Short exercise
Gather every line below where "openGauss" appears.

Data supplied
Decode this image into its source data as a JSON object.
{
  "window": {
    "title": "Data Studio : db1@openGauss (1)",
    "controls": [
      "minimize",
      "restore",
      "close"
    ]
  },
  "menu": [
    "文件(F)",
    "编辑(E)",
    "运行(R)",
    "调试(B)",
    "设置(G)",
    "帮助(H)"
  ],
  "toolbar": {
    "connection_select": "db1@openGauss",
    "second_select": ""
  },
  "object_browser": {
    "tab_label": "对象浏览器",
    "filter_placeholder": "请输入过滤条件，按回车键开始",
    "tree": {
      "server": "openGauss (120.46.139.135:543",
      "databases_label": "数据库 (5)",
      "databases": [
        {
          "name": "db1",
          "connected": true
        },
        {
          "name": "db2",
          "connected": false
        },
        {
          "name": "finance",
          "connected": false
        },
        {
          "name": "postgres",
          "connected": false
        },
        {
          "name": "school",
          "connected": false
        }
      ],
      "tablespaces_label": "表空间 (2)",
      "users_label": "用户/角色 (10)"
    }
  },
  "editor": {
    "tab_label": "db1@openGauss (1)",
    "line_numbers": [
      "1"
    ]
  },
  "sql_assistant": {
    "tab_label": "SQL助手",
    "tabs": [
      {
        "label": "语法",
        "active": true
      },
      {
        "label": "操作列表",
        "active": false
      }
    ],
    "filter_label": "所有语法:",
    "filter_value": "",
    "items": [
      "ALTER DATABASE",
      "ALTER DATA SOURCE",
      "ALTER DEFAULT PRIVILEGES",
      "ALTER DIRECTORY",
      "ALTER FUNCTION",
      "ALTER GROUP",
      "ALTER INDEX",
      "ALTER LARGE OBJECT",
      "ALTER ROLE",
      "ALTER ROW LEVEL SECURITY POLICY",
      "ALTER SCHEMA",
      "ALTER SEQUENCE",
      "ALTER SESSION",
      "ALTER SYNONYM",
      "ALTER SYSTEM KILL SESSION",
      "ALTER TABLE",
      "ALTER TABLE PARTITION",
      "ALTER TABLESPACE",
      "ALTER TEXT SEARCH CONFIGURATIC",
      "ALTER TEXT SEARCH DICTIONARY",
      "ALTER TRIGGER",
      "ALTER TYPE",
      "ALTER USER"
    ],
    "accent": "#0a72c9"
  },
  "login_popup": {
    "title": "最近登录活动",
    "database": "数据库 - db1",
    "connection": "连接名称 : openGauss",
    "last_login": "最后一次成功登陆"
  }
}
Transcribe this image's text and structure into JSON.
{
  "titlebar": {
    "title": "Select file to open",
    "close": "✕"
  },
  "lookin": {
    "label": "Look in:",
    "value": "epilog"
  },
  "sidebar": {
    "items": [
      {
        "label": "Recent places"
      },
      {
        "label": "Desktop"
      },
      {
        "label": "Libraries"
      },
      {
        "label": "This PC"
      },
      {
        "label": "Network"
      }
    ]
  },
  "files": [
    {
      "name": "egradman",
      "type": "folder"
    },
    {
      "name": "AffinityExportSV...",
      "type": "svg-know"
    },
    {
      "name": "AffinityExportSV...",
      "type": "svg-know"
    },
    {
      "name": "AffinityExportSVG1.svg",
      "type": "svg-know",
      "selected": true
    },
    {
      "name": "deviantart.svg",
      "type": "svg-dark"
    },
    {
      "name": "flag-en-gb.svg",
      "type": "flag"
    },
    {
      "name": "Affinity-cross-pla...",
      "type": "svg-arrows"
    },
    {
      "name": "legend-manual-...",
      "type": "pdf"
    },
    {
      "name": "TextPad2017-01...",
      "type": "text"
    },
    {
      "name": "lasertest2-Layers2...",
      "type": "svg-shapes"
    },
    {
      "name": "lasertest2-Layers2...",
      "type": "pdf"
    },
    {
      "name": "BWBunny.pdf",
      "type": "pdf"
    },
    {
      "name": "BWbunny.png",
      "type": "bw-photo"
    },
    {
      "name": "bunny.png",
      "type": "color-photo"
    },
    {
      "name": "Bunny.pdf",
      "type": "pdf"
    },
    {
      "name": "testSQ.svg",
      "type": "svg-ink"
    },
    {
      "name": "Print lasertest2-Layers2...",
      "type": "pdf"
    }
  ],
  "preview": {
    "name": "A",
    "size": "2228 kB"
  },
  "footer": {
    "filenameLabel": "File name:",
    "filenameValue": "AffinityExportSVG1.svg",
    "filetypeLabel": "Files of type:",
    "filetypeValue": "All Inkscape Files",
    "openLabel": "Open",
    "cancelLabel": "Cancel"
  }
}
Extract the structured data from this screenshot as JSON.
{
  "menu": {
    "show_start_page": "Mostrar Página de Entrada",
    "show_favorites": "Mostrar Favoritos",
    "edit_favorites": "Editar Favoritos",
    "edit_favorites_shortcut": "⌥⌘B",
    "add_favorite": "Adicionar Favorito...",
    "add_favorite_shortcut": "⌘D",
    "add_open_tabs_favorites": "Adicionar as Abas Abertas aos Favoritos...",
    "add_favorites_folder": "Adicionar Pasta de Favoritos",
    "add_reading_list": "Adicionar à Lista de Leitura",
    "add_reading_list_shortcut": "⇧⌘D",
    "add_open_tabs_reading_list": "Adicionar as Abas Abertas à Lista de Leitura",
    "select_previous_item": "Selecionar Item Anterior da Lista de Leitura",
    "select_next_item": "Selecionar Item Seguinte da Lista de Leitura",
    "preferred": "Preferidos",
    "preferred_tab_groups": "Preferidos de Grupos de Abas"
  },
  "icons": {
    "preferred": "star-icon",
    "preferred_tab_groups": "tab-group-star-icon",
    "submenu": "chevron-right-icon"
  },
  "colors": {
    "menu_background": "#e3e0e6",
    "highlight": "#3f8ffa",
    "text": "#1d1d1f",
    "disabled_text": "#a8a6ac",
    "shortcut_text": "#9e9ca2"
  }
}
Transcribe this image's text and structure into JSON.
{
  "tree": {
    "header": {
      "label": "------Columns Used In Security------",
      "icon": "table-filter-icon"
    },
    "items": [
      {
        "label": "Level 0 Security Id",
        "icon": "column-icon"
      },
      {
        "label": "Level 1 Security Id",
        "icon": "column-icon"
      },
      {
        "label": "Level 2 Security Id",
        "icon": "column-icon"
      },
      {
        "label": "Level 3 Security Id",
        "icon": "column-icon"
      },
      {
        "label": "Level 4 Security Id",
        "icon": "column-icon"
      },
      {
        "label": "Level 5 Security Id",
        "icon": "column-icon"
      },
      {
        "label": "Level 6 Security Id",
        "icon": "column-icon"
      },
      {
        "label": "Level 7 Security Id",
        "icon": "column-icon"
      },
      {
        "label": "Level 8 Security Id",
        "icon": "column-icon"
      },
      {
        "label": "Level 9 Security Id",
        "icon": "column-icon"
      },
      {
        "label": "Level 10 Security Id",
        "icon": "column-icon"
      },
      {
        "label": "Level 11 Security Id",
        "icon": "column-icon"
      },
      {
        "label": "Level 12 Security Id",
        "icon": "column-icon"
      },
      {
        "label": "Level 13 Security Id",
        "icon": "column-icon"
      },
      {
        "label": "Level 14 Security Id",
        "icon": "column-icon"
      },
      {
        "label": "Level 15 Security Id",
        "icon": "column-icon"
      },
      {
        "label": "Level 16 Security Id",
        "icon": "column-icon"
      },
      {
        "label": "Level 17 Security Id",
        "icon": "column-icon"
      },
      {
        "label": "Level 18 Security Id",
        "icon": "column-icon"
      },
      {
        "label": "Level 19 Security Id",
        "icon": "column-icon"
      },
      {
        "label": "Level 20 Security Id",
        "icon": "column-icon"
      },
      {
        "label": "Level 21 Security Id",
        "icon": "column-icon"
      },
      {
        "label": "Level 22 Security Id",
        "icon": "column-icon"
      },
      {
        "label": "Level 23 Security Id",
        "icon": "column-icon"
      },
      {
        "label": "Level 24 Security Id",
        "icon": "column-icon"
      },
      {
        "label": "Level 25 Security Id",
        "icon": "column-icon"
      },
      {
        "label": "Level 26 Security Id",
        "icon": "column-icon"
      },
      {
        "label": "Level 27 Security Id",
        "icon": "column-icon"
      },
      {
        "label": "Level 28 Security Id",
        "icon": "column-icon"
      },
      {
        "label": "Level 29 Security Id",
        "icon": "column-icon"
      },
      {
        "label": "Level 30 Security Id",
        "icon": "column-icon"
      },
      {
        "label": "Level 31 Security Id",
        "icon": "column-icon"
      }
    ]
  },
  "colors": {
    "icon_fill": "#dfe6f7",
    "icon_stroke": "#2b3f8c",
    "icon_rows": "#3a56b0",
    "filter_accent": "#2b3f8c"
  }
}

Answer to this task
    "title": "Data Studio : db1@openGauss (1)",
    "connection_select": "db1@openGauss",
      "server": "openGauss (120.46.139.135:543",
    "tab_label": "db1@openGauss (1)",
    "connection": "连接名称 : openGauss",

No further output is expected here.